╭─ PROVIDED DATA
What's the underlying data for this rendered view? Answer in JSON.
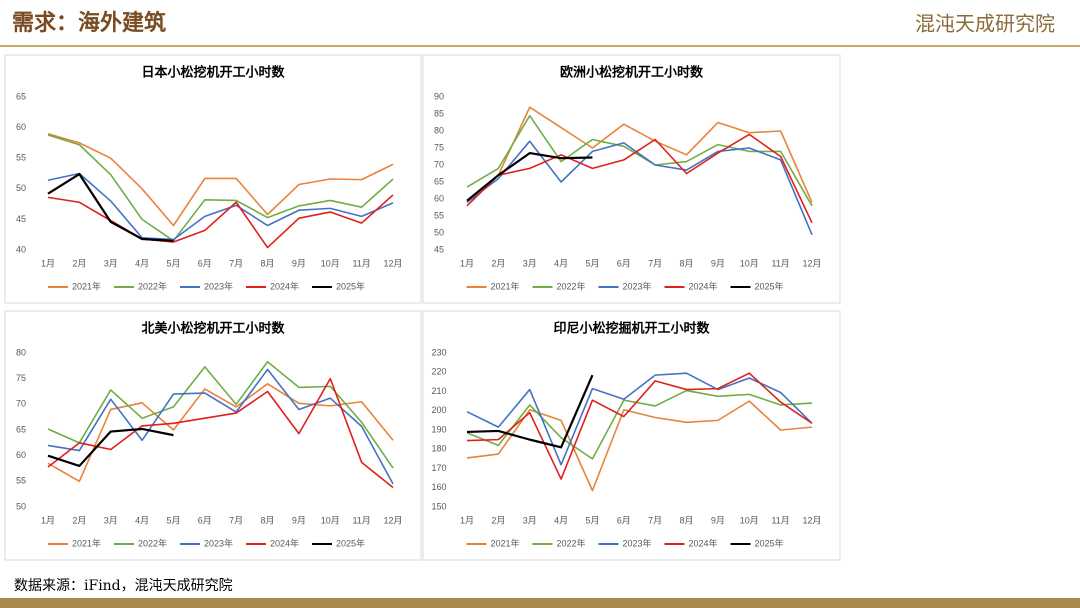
{
  "page_title": "需求：海外建筑",
  "logo": "混沌天成研究院",
  "source": "数据来源：iFind，混沌天成研究院",
  "chart_data": [
    {
      "type": "line",
      "title": "日本小松挖机开工小时数",
      "categories": [
        "1月",
        "2月",
        "3月",
        "4月",
        "5月",
        "6月",
        "7月",
        "8月",
        "9月",
        "10月",
        "11月",
        "12月"
      ],
      "ylim": [
        40,
        65
      ],
      "yticks": [
        40,
        45,
        50,
        55,
        60,
        65
      ],
      "series": [
        {
          "name": "2021年",
          "color": "#e8833a",
          "values": [
            59,
            57.5,
            55,
            50,
            44,
            51.7,
            51.7,
            45.8,
            50.7,
            51.6,
            51.5,
            54
          ]
        },
        {
          "name": "2022年",
          "color": "#70ad47",
          "values": [
            58.8,
            57.2,
            52.3,
            45,
            41.5,
            48.2,
            48.1,
            45.3,
            47.2,
            48.1,
            47,
            51.6
          ]
        },
        {
          "name": "2023年",
          "color": "#4472c4",
          "values": [
            51.4,
            52.5,
            48,
            42,
            41.7,
            45.5,
            47.3,
            44,
            46.5,
            46.8,
            45.5,
            47.7
          ]
        },
        {
          "name": "2024年",
          "color": "#e0201b",
          "values": [
            48.6,
            47.8,
            44.8,
            41.8,
            41.3,
            43.2,
            47.8,
            40.4,
            45.2,
            46.2,
            44.4,
            49
          ]
        },
        {
          "name": "2025年",
          "color": "#000000",
          "values": [
            49.2,
            52.4,
            44.6,
            41.8,
            41.5,
            null,
            null,
            null,
            null,
            null,
            null,
            null
          ]
        }
      ]
    },
    {
      "type": "line",
      "title": "欧洲小松挖机开工小时数",
      "categories": [
        "1月",
        "2月",
        "3月",
        "4月",
        "5月",
        "6月",
        "7月",
        "8月",
        "9月",
        "10月",
        "11月",
        "12月"
      ],
      "ylim": [
        45,
        90
      ],
      "yticks": [
        45,
        50,
        55,
        60,
        65,
        70,
        75,
        80,
        85,
        90
      ],
      "series": [
        {
          "name": "2021年",
          "color": "#e8833a",
          "values": [
            59.5,
            67,
            87,
            81,
            75,
            82,
            77,
            73,
            82.5,
            79.5,
            80,
            59
          ]
        },
        {
          "name": "2022年",
          "color": "#70ad47",
          "values": [
            63.5,
            69,
            84.5,
            71,
            77.5,
            75.5,
            70,
            71,
            76,
            74,
            74,
            58
          ]
        },
        {
          "name": "2023年",
          "color": "#4472c4",
          "values": [
            59,
            66,
            77,
            65,
            74,
            76.5,
            70,
            68.5,
            74,
            75,
            71.5,
            49.5
          ]
        },
        {
          "name": "2024年",
          "color": "#e0201b",
          "values": [
            58,
            67,
            69,
            73,
            69,
            71.5,
            77.5,
            67.5,
            73.5,
            79,
            72.5,
            53
          ]
        },
        {
          "name": "2025年",
          "color": "#000000",
          "values": [
            59.5,
            67,
            73.5,
            72,
            72.2,
            null,
            null,
            null,
            null,
            null,
            null,
            null
          ]
        }
      ]
    },
    {
      "type": "line",
      "title": "北美小松挖机开工小时数",
      "categories": [
        "1月",
        "2月",
        "3月",
        "4月",
        "5月",
        "6月",
        "7月",
        "8月",
        "9月",
        "10月",
        "11月",
        "12月"
      ],
      "ylim": [
        50,
        80
      ],
      "yticks": [
        50,
        55,
        60,
        65,
        70,
        75,
        80
      ],
      "series": [
        {
          "name": "2021年",
          "color": "#e8833a",
          "values": [
            58.5,
            55,
            69,
            70.3,
            65,
            73,
            69.5,
            74,
            70.2,
            69.7,
            70.5,
            63
          ]
        },
        {
          "name": "2022年",
          "color": "#70ad47",
          "values": [
            65.2,
            62.5,
            72.8,
            67.3,
            69.5,
            77.3,
            70,
            78.3,
            73.3,
            73.5,
            66.5,
            57.6
          ]
        },
        {
          "name": "2023年",
          "color": "#4472c4",
          "values": [
            62,
            61,
            71,
            63,
            72,
            72.2,
            68.5,
            76.8,
            69,
            71.2,
            65.7,
            54.5
          ]
        },
        {
          "name": "2024年",
          "color": "#e0201b",
          "values": [
            57.8,
            62.5,
            61.2,
            65.8,
            66.3,
            67.3,
            68.3,
            72.5,
            64.3,
            75,
            58.7,
            53.8
          ]
        },
        {
          "name": "2025年",
          "color": "#000000",
          "values": [
            60,
            58,
            64.7,
            65.2,
            64,
            null,
            null,
            null,
            null,
            null,
            null,
            null
          ]
        }
      ]
    },
    {
      "type": "line",
      "title": "印尼小松挖掘机开工小时数",
      "categories": [
        "1月",
        "2月",
        "3月",
        "4月",
        "5月",
        "6月",
        "7月",
        "8月",
        "9月",
        "10月",
        "11月",
        "12月"
      ],
      "ylim": [
        150,
        230
      ],
      "yticks": [
        150,
        160,
        170,
        180,
        190,
        200,
        210,
        220,
        230
      ],
      "series": [
        {
          "name": "2021年",
          "color": "#e8833a",
          "values": [
            175.5,
            177.5,
            200.5,
            195,
            158.5,
            200.5,
            196.5,
            194,
            195,
            205,
            190,
            191.5
          ]
        },
        {
          "name": "2022年",
          "color": "#70ad47",
          "values": [
            188.5,
            182,
            203,
            186,
            175,
            205.5,
            202.5,
            210.5,
            207.5,
            208.5,
            203,
            204
          ]
        },
        {
          "name": "2023年",
          "color": "#4472c4",
          "values": [
            199.5,
            191.5,
            211,
            172,
            211.5,
            206,
            218.5,
            219.5,
            211,
            217,
            209.5,
            193.5
          ]
        },
        {
          "name": "2024年",
          "color": "#e0201b",
          "values": [
            184.5,
            185,
            199,
            164.5,
            205.5,
            197,
            215.5,
            211,
            211.5,
            219.5,
            204.5,
            193.5
          ]
        },
        {
          "name": "2025年",
          "color": "#000000",
          "values": [
            189,
            189.5,
            185,
            181,
            218.5,
            null,
            null,
            null,
            null,
            null,
            null,
            null
          ]
        }
      ]
    }
  ]
}
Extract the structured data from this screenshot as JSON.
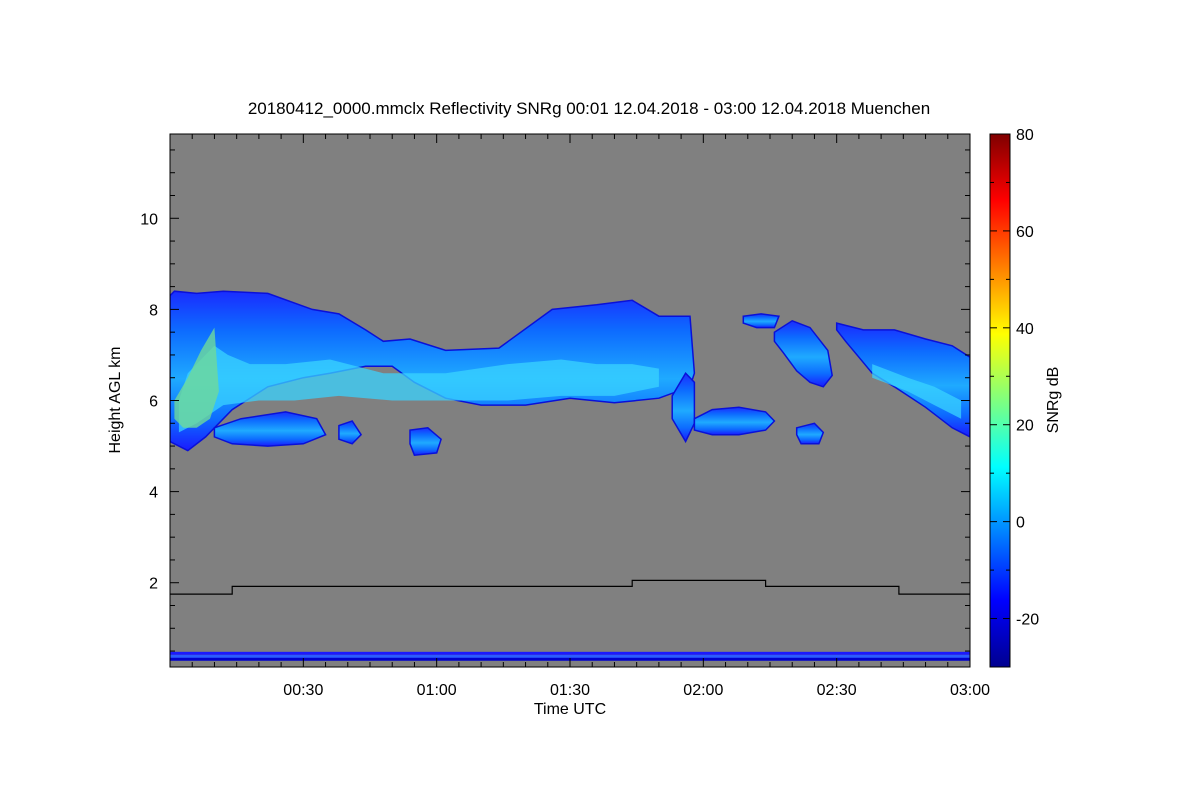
{
  "chart_data": {
    "type": "heatmap",
    "title": "20180412_0000.mmclx Reflectivity SNRg   00:01 12.04.2018 - 03:00 12.04.2018 Muenchen",
    "xlabel": "Time UTC",
    "ylabel": "Height AGL km",
    "colorbar_label": "SNRg dB",
    "background_color": "#808080",
    "colormap": "jet",
    "x_unit": "minutes UTC",
    "xlim": [
      0,
      180
    ],
    "ylim": [
      0.15,
      11.85
    ],
    "clim": [
      -30,
      80
    ],
    "x_ticks": [
      {
        "value": 30,
        "label": "00:30"
      },
      {
        "value": 60,
        "label": "01:00"
      },
      {
        "value": 90,
        "label": "01:30"
      },
      {
        "value": 120,
        "label": "02:00"
      },
      {
        "value": 150,
        "label": "02:30"
      },
      {
        "value": 180,
        "label": "03:00"
      }
    ],
    "y_ticks": [
      {
        "value": 2,
        "label": "2"
      },
      {
        "value": 4,
        "label": "4"
      },
      {
        "value": 6,
        "label": "6"
      },
      {
        "value": 8,
        "label": "8"
      },
      {
        "value": 10,
        "label": "10"
      }
    ],
    "colorbar_ticks": [
      {
        "value": -20,
        "label": "-20"
      },
      {
        "value": 0,
        "label": "0"
      },
      {
        "value": 20,
        "label": "20"
      },
      {
        "value": 40,
        "label": "40"
      },
      {
        "value": 60,
        "label": "60"
      },
      {
        "value": 80,
        "label": "80"
      }
    ],
    "step_line": {
      "name": "",
      "color": "#000000",
      "points": [
        [
          0,
          1.75
        ],
        [
          14,
          1.75
        ],
        [
          14,
          1.92
        ],
        [
          104,
          1.92
        ],
        [
          104,
          2.05
        ],
        [
          134,
          2.05
        ],
        [
          134,
          1.92
        ],
        [
          164,
          1.92
        ],
        [
          164,
          1.75
        ],
        [
          180,
          1.75
        ]
      ]
    },
    "echo_regions": [
      {
        "name": "main-cloud",
        "x": [
          0,
          1,
          6,
          12,
          22,
          32,
          38,
          44,
          48,
          54,
          62,
          74,
          86,
          96,
          104,
          110,
          117,
          118,
          117,
          110,
          100,
          90,
          80,
          70,
          62,
          55,
          50,
          44,
          36,
          30,
          22,
          14,
          8,
          4,
          1,
          0
        ],
        "y": [
          8.3,
          8.4,
          8.35,
          8.4,
          8.35,
          8.0,
          7.9,
          7.55,
          7.3,
          7.35,
          7.1,
          7.15,
          8.0,
          8.1,
          8.2,
          7.85,
          7.85,
          6.6,
          6.3,
          6.05,
          5.95,
          6.05,
          5.9,
          5.9,
          6.05,
          6.4,
          6.75,
          6.75,
          6.6,
          6.5,
          6.3,
          5.8,
          5.2,
          4.9,
          5.05,
          5.1
        ],
        "core_x": [
          2,
          4,
          7,
          10,
          13,
          18,
          26,
          36,
          48,
          62,
          76,
          88,
          96,
          104,
          110,
          110,
          100,
          88,
          76,
          62,
          50,
          38,
          28,
          20,
          12,
          6,
          2
        ],
        "core_y": [
          6.0,
          6.6,
          6.9,
          7.2,
          7.0,
          6.8,
          6.8,
          6.9,
          6.6,
          6.6,
          6.8,
          6.9,
          6.8,
          6.8,
          6.7,
          6.3,
          6.1,
          6.1,
          6.0,
          6.0,
          6.0,
          6.1,
          6.0,
          6.0,
          5.9,
          5.5,
          5.3
        ]
      },
      {
        "name": "lower-patch-1",
        "x": [
          10,
          16,
          26,
          33,
          35,
          30,
          22,
          14,
          10
        ],
        "y": [
          5.4,
          5.6,
          5.75,
          5.6,
          5.25,
          5.05,
          5.0,
          5.05,
          5.2
        ],
        "core_x": [],
        "core_y": []
      },
      {
        "name": "lower-patch-2",
        "x": [
          38,
          41,
          43,
          41,
          38
        ],
        "y": [
          5.45,
          5.55,
          5.25,
          5.05,
          5.15
        ],
        "core_x": [],
        "core_y": []
      },
      {
        "name": "lower-patch-3",
        "x": [
          54,
          58,
          61,
          60,
          55,
          54
        ],
        "y": [
          5.35,
          5.4,
          5.15,
          4.85,
          4.8,
          5.05
        ],
        "core_x": [],
        "core_y": []
      },
      {
        "name": "fallstreaks",
        "x": [
          113,
          116,
          118,
          118,
          116,
          113
        ],
        "y": [
          6.1,
          6.6,
          6.4,
          5.5,
          5.1,
          5.6
        ],
        "core_x": [],
        "core_y": []
      },
      {
        "name": "patch-near-2am",
        "x": [
          118,
          122,
          128,
          134,
          136,
          134,
          128,
          122,
          118
        ],
        "y": [
          5.6,
          5.8,
          5.85,
          5.75,
          5.55,
          5.35,
          5.25,
          5.25,
          5.35
        ],
        "core_x": [],
        "core_y": []
      },
      {
        "name": "cell-0207",
        "x": [
          129,
          133,
          137,
          136,
          132,
          129
        ],
        "y": [
          7.85,
          7.9,
          7.85,
          7.6,
          7.6,
          7.7
        ],
        "core_x": [],
        "core_y": []
      },
      {
        "name": "cell-0215",
        "x": [
          136,
          140,
          144,
          148,
          149,
          147,
          144,
          141,
          138,
          136
        ],
        "y": [
          7.5,
          7.75,
          7.6,
          7.1,
          6.55,
          6.3,
          6.4,
          6.65,
          7.05,
          7.3
        ],
        "core_x": [],
        "core_y": []
      },
      {
        "name": "small-0225",
        "x": [
          141,
          145,
          147,
          146,
          142,
          141
        ],
        "y": [
          5.4,
          5.5,
          5.3,
          5.05,
          5.05,
          5.25
        ],
        "core_x": [],
        "core_y": []
      },
      {
        "name": "right-cloud",
        "x": [
          150,
          156,
          163,
          170,
          176,
          180,
          180,
          176,
          170,
          163,
          158,
          155,
          152,
          150
        ],
        "y": [
          7.7,
          7.55,
          7.55,
          7.35,
          7.2,
          6.95,
          5.2,
          5.4,
          5.85,
          6.3,
          6.6,
          6.95,
          7.3,
          7.55
        ],
        "core_x": [
          158,
          166,
          172,
          178,
          178,
          172,
          166,
          158
        ],
        "core_y": [
          6.8,
          6.5,
          6.3,
          6.0,
          5.6,
          5.9,
          6.2,
          6.5
        ]
      }
    ],
    "ground_clutter_layers": [
      {
        "y": 0.45,
        "color": "#1a1aff"
      },
      {
        "y": 0.38,
        "color": "#2a5cff"
      },
      {
        "y": 0.32,
        "color": "#0000cc"
      }
    ]
  }
}
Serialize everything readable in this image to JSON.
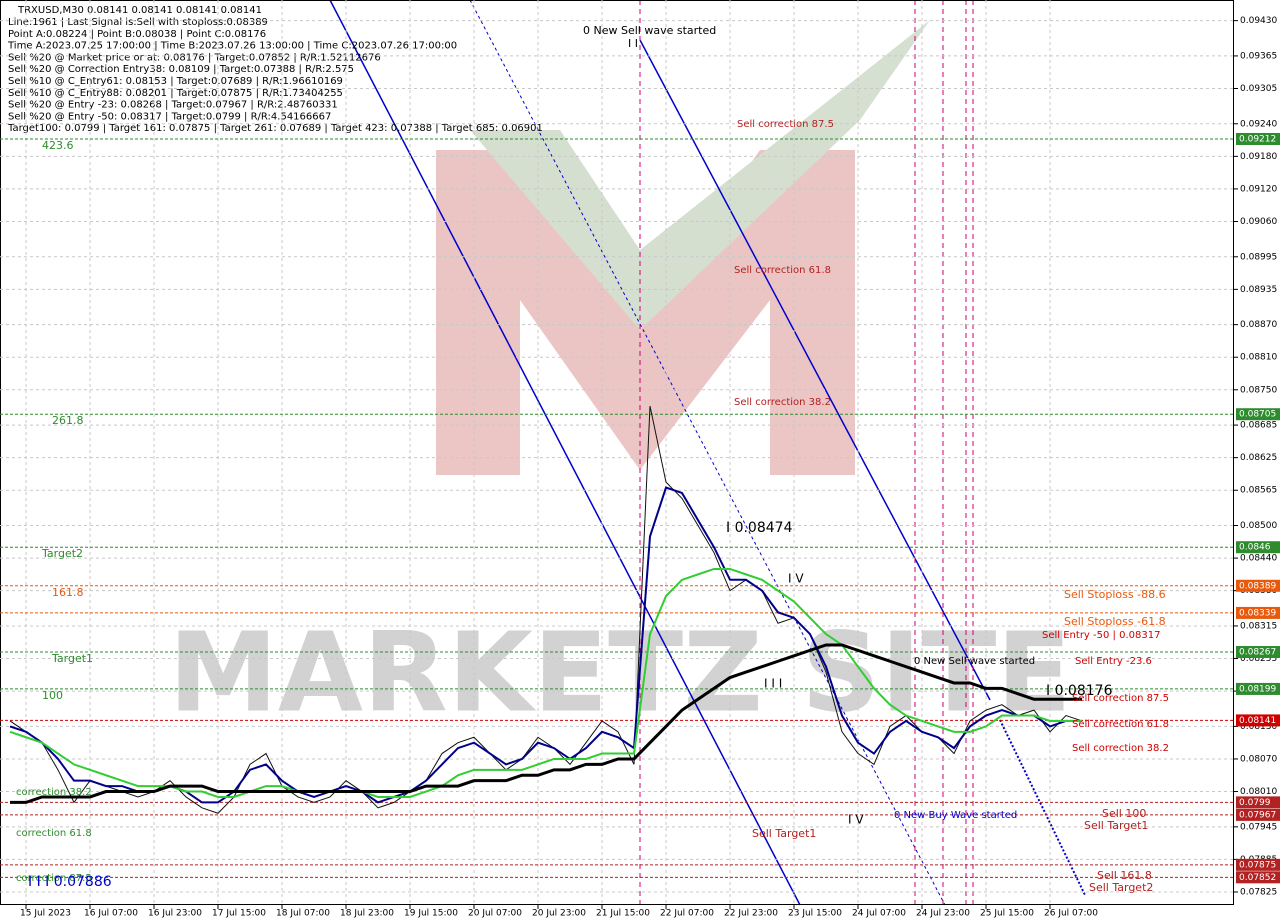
╰─
WHAT IS ASKED
Say how many lines of the listing above contain "lower", with no other words.

FINISHED TASK
3